====== GIVEN RECORDS

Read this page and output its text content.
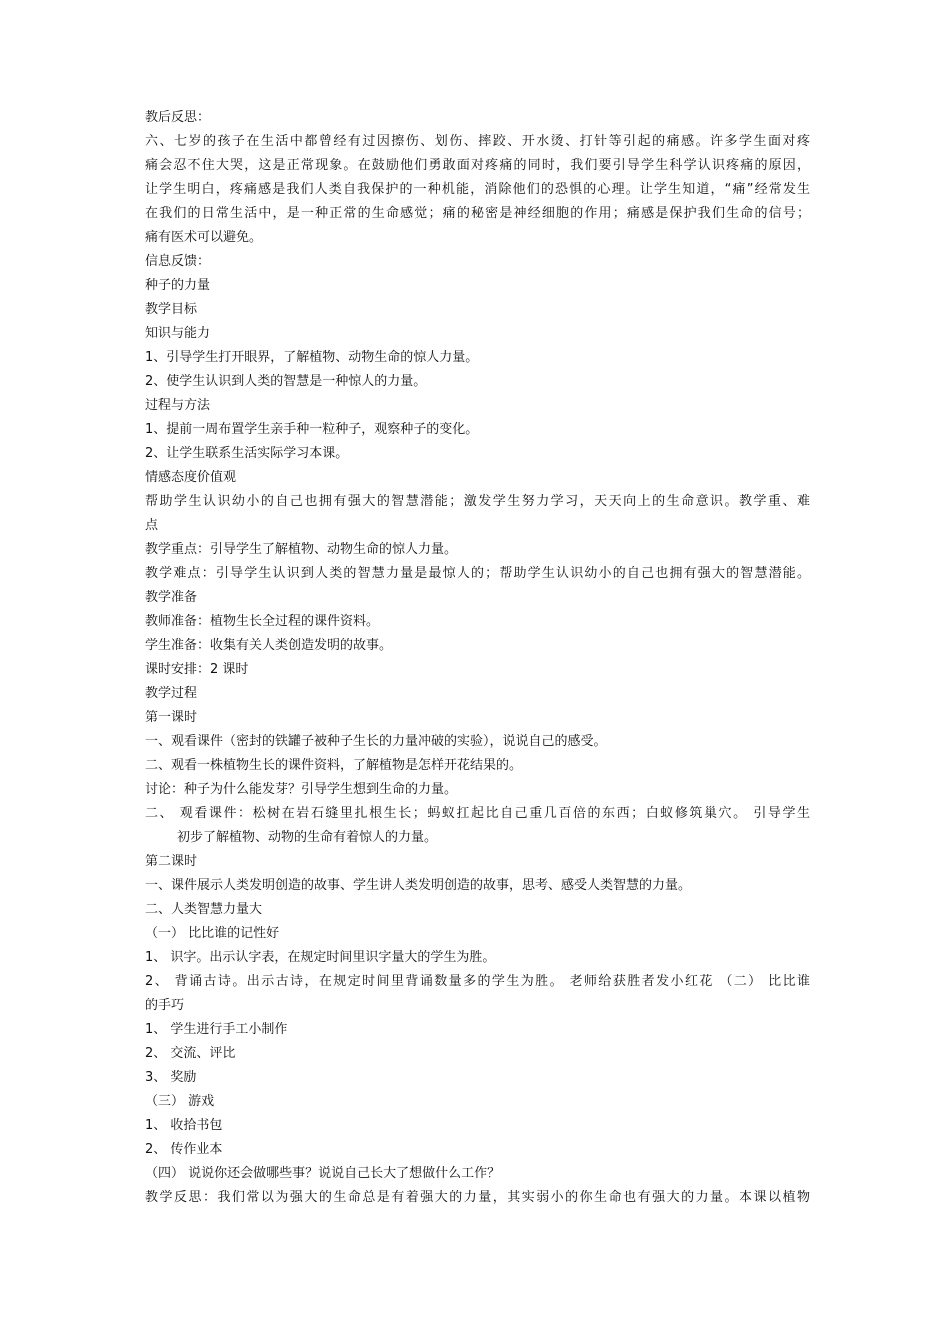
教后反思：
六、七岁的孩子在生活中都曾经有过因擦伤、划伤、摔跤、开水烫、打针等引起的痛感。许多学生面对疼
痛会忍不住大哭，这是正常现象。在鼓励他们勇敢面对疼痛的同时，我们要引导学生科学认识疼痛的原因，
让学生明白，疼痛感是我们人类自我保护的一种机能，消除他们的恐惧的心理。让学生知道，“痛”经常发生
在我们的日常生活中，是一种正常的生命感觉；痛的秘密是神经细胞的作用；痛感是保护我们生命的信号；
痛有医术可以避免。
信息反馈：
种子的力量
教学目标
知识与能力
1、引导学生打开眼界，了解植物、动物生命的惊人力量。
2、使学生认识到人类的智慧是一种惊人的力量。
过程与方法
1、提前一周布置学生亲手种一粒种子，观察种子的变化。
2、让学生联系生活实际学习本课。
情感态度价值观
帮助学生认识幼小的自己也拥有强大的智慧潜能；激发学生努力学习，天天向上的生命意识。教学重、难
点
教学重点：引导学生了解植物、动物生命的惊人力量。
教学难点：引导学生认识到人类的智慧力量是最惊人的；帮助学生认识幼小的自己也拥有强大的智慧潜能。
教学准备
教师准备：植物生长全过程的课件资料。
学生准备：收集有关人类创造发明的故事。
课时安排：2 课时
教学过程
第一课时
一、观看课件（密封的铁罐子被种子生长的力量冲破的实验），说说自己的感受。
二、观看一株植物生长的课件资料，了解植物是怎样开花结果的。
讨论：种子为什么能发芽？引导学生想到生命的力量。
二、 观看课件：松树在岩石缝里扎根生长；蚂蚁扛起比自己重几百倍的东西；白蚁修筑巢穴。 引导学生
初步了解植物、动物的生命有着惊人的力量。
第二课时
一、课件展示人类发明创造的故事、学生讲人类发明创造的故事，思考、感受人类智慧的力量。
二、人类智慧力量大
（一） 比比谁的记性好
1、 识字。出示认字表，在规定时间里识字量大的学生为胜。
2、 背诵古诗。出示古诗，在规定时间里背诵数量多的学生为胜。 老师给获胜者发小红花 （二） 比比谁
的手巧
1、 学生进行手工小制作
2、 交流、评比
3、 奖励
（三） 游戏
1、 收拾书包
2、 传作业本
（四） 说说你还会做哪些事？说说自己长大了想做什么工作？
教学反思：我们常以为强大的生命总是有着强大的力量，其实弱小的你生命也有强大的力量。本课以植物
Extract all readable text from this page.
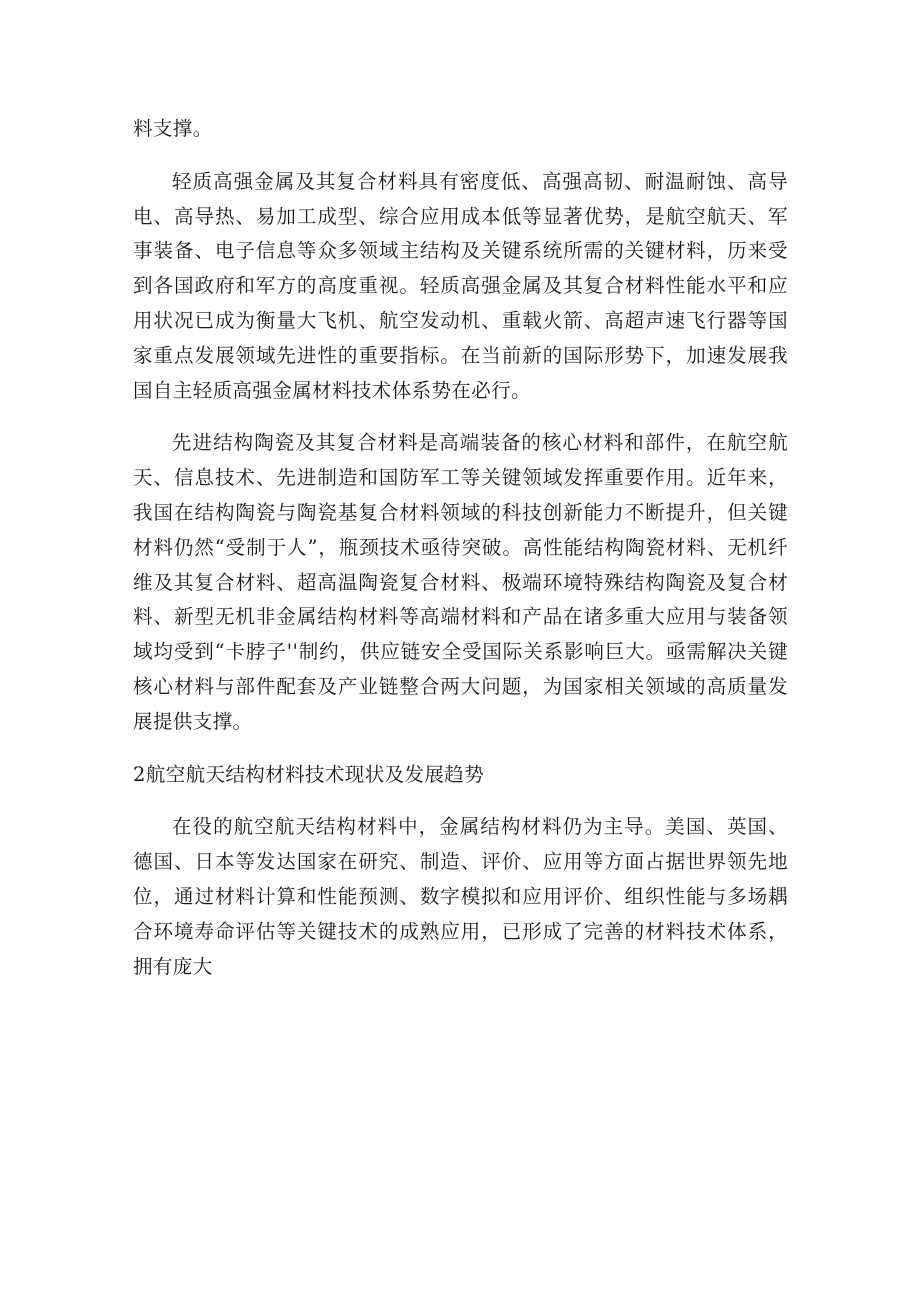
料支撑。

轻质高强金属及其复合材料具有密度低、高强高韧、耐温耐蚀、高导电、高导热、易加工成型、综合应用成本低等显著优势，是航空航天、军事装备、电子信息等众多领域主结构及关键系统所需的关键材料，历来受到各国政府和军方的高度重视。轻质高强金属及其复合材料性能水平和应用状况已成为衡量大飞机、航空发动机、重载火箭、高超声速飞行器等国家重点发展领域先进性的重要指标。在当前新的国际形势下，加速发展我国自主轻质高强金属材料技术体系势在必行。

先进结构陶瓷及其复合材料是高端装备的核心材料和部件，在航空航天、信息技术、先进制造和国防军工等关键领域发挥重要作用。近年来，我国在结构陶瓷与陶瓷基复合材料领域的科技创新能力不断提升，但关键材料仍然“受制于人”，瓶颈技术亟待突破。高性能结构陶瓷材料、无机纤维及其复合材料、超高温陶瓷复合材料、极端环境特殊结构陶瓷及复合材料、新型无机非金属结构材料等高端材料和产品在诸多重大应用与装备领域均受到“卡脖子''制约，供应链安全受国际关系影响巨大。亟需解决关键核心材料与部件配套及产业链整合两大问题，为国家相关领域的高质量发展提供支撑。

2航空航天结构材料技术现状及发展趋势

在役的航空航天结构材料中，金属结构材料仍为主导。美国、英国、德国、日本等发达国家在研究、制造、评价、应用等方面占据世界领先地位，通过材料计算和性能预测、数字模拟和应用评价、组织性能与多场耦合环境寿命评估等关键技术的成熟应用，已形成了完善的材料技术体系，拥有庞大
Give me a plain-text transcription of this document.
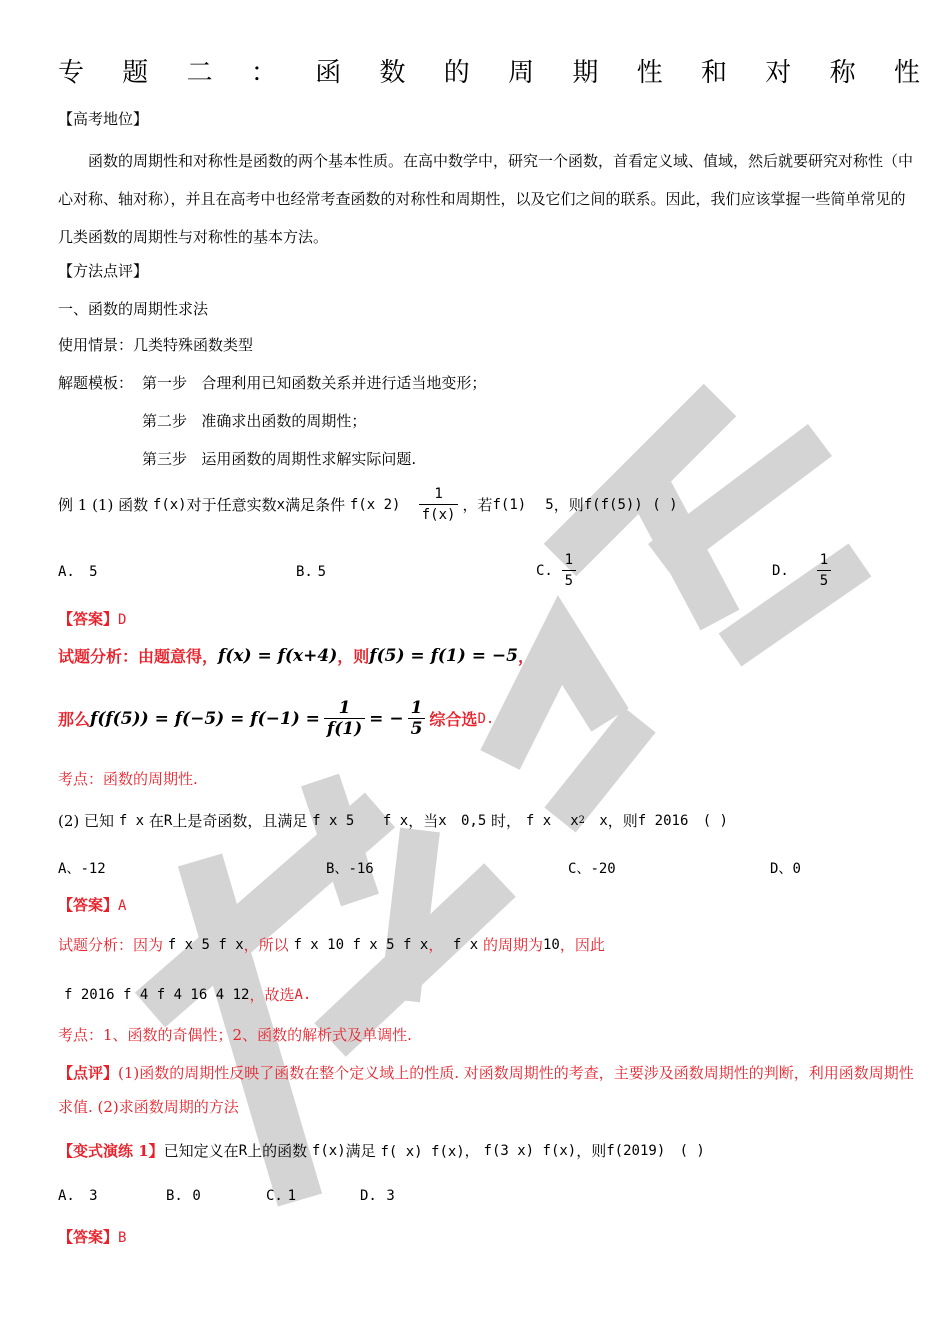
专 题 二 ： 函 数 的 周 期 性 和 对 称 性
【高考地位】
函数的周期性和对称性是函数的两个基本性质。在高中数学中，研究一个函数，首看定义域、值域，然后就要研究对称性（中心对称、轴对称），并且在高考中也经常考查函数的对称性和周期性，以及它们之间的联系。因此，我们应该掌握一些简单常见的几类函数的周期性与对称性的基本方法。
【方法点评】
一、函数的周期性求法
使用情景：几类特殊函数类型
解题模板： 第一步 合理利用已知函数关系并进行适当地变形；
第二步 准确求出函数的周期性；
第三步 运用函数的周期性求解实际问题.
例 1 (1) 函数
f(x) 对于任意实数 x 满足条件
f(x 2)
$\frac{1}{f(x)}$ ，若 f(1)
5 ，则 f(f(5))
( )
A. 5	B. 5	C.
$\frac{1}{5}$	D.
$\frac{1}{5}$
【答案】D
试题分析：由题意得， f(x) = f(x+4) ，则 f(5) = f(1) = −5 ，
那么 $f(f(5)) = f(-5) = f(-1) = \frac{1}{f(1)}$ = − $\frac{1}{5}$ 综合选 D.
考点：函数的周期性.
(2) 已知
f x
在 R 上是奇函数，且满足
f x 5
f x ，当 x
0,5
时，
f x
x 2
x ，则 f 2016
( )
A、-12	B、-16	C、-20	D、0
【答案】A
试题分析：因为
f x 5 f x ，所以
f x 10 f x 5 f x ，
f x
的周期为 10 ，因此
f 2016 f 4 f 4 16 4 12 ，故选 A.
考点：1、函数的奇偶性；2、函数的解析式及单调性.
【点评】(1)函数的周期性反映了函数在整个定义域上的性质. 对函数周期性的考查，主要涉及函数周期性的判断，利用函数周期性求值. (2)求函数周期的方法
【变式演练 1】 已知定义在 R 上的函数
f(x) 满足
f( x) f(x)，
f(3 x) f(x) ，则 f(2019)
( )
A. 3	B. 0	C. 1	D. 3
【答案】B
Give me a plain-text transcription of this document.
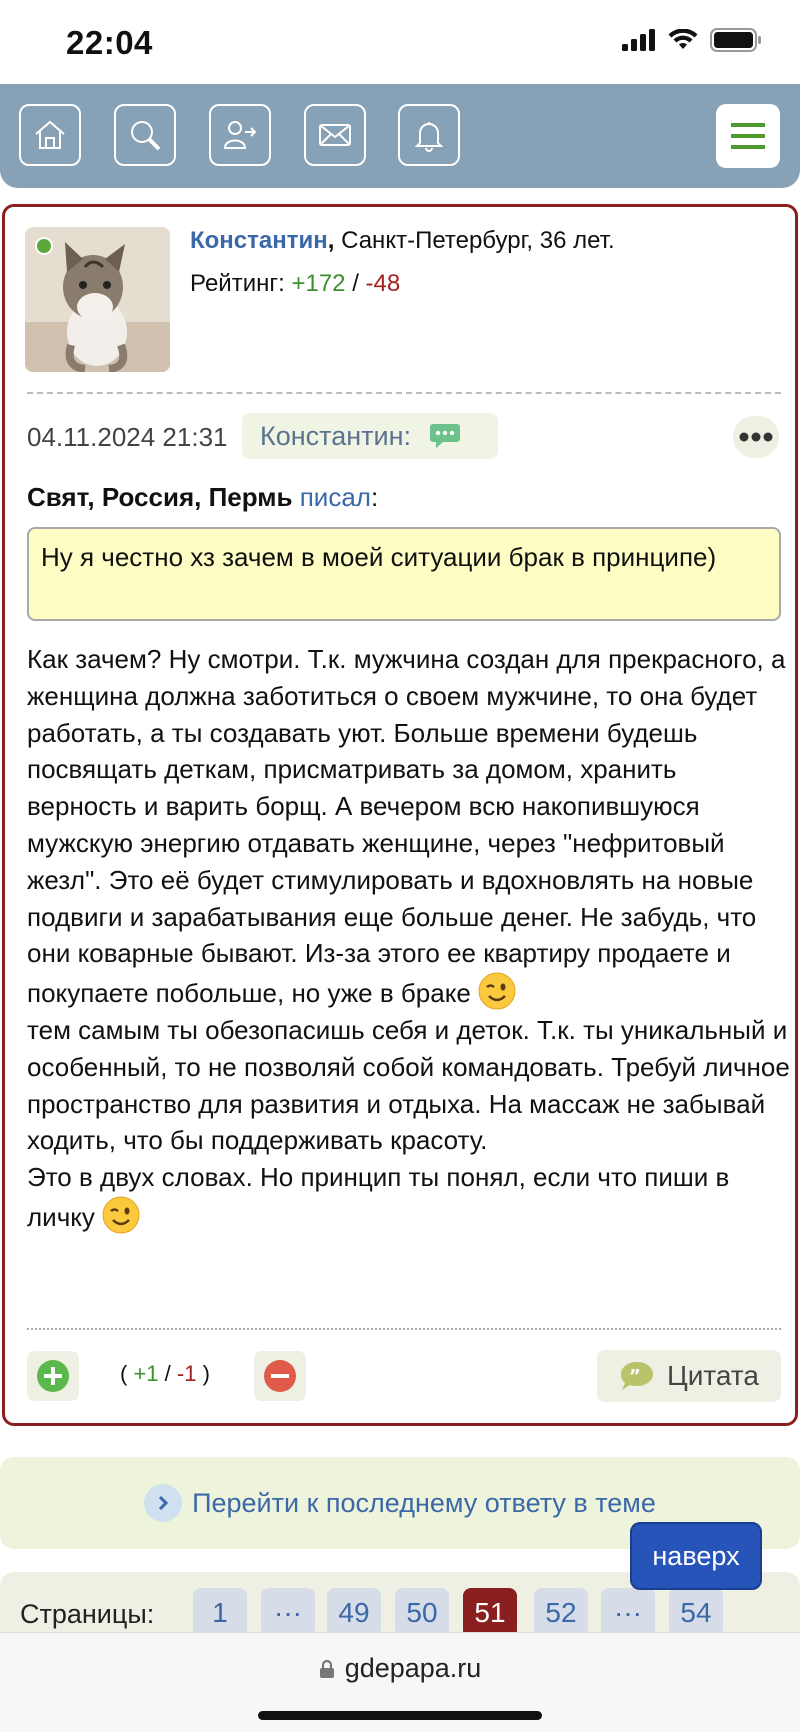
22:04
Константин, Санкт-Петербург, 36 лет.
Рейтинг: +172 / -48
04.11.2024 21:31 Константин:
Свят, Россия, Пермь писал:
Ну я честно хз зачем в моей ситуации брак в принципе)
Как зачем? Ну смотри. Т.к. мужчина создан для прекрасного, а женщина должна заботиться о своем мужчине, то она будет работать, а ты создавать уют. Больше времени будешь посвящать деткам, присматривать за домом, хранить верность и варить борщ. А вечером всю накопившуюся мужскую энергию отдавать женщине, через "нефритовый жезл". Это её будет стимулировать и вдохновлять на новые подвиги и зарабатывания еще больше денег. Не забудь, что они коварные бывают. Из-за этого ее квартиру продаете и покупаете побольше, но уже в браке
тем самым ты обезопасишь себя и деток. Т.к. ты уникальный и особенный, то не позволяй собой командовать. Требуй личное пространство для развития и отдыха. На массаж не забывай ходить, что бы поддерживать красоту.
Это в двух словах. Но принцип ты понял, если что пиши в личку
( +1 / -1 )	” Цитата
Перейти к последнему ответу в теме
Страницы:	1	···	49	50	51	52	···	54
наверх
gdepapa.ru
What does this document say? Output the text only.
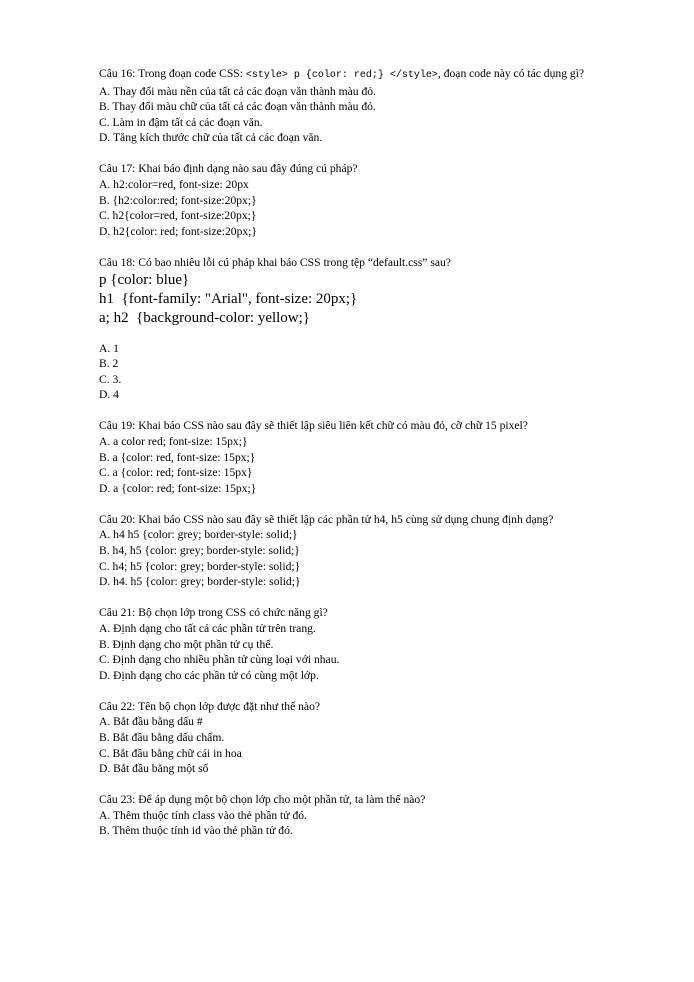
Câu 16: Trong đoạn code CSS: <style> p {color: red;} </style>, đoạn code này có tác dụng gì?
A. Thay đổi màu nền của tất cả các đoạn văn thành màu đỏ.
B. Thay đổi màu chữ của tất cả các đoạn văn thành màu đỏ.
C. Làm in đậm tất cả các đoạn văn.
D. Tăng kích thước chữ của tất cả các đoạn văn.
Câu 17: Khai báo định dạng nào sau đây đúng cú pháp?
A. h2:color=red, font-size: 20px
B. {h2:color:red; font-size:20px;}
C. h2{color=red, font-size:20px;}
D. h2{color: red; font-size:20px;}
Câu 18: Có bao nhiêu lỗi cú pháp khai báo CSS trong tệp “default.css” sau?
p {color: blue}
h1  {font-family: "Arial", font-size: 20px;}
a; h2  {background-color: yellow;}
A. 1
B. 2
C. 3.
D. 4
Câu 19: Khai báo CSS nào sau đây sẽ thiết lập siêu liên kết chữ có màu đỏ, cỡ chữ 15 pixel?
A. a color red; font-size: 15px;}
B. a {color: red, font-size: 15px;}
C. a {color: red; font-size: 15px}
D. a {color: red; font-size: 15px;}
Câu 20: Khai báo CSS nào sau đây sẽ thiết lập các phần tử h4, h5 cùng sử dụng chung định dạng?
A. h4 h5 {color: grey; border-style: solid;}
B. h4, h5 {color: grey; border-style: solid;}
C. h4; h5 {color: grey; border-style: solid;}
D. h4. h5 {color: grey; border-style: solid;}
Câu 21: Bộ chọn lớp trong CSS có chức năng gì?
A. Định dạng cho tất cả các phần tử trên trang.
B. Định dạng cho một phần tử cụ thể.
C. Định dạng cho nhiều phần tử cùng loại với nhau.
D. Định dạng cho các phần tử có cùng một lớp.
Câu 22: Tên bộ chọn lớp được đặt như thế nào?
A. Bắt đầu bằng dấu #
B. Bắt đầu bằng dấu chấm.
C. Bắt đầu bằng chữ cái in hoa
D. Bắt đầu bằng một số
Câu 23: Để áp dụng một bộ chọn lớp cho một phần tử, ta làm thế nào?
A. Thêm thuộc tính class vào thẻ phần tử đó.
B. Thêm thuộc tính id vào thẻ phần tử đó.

============

YOUR OBJECTIVE:
Each line in the listing above either holds the string "Thêm" or does not; state how many do, giving the number only.

CORRECT OUTPUT:
2